- EXERCISE OBJECTIVE: Reproduce all records exactly.

- PROVIDED RECORDS:

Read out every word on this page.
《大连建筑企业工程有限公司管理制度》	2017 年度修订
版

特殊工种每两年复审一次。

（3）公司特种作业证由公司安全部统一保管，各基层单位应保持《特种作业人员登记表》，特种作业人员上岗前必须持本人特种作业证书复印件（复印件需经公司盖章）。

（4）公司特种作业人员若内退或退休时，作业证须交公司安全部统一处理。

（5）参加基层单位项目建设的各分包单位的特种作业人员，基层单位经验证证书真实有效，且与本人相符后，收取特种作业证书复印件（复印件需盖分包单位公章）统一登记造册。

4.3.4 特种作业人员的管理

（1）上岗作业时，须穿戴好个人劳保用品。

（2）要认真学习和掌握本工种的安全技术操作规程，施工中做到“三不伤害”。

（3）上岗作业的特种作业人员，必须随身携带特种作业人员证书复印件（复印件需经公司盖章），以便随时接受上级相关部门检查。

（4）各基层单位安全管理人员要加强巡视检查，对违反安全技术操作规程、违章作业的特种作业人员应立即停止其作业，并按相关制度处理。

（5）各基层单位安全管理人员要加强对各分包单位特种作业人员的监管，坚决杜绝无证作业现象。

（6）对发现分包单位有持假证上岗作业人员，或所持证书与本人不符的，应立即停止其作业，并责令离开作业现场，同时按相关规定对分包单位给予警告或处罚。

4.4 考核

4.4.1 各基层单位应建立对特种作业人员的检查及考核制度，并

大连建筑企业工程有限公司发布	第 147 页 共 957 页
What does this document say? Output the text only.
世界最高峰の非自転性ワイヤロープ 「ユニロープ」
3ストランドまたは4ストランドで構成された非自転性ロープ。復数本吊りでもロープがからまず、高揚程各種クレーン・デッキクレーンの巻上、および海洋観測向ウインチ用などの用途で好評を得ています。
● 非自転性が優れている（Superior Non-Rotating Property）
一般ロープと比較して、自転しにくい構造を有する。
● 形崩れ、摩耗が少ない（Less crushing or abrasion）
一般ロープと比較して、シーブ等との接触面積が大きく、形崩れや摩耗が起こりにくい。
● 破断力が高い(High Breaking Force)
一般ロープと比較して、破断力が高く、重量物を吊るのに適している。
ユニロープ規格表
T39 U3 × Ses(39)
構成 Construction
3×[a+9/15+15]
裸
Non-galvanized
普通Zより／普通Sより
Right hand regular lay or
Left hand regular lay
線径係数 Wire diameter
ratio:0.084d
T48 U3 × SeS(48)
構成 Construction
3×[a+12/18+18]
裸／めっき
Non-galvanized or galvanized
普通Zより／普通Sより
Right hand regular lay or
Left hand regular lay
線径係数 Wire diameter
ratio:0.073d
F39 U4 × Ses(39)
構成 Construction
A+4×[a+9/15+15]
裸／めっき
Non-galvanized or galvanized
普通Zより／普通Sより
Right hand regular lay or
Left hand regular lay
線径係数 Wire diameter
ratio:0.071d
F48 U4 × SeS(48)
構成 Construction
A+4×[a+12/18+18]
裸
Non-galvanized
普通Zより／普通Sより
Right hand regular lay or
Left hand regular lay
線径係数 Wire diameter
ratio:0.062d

- COMPLETED EXERCISE:
Read out every word on this page.
《大连建筑企业工程有限公司管理制度》	2017 年度修订
版

特殊工种每两年复审一次。

（3）公司特种作业证由公司安全部统一保管，各基层单位应保持《特种作业人员登记表》，特种作业人员上岗前必须持本人特种作业证书复印件（复印件需经公司盖章）。

（4）公司特种作业人员若内退或退休时，作业证须交公司安全部统一处理。

（5）参加基层单位项目建设的各分包单位的特种作业人员，基层单位经验证证书真实有效，且与本人相符后，收取特种作业证书复印件（复印件需盖分包单位公章）统一登记造册。

4.3.4 特种作业人员的管理

（1）上岗作业时，须穿戴好个人劳保用品。

（2）要认真学习和掌握本工种的安全技术操作规程，施工中做到“三不伤害”。

（3）上岗作业的特种作业人员，必须随身携带特种作业人员证书复印件（复印件需经公司盖章），以便随时接受上级相关部门检查。

（4）各基层单位安全管理人员要加强巡视检查，对违反安全技术操作规程、违章作业的特种作业人员应立即停止其作业，并按相关制度处理。

（5）各基层单位安全管理人员要加强对各分包单位特种作业人员的监管，坚决杜绝无证作业现象。

（6）对发现分包单位有持假证上岗作业人员，或所持证书与本人不符的，应立即停止其作业，并责令离开作业现场，同时按相关规定对分包单位给予警告或处罚。

4.4 考核

4.4.1 各基层单位应建立对特种作业人员的检查及考核制度，并

大连建筑企业工程有限公司发布	第 147 页 共 957 页
What does this document say? Output the text only.
世界最高峰の非自転性ワイヤロープ 「ユニロープ」
3ストランドまたは4ストランドで構成された非自転性ロープ。復数本吊りでもロープがからまず、高揚程各種クレーン・デッキクレーンの巻上、および海洋観測向ウインチ用などの用途で好評を得ています。
● 非自転性が優れている（Superior Non-Rotating Property）
一般ロープと比較して、自転しにくい構造を有する。
● 形崩れ、摩耗が少ない（Less crushing or abrasion）
一般ロープと比較して、シーブ等との接触面積が大きく、形崩れや摩耗が起こりにくい。
● 破断力が高い(High Breaking Force)
一般ロープと比較して、破断力が高く、重量物を吊るのに適している。
ユニロープ規格表
T39 U3 × Ses(39)
構成 Construction
3×[a+9/15+15]
裸
Non-galvanized
普通Zより／普通Sより
Right hand regular lay or
Left hand regular lay
線径係数 Wire diameter
ratio:0.084d
T48 U3 × SeS(48)
構成 Construction
3×[a+12/18+18]
裸／めっき
Non-galvanized or galvanized
普通Zより／普通Sより
Right hand regular lay or
Left hand regular lay
線径係数 Wire diameter
ratio:0.073d
F39 U4 × Ses(39)
構成 Construction
A+4×[a+9/15+15]
裸／めっき
Non-galvanized or galvanized
普通Zより／普通Sより
Right hand regular lay or
Left hand regular lay
線径係数 Wire diameter
ratio:0.071d
F48 U4 × SeS(48)
構成 Construction
A+4×[a+12/18+18]
裸
Non-galvanized
普通Zより／普通Sより
Right hand regular lay or
Left hand regular lay
線径係数 Wire diameter
ratio:0.062d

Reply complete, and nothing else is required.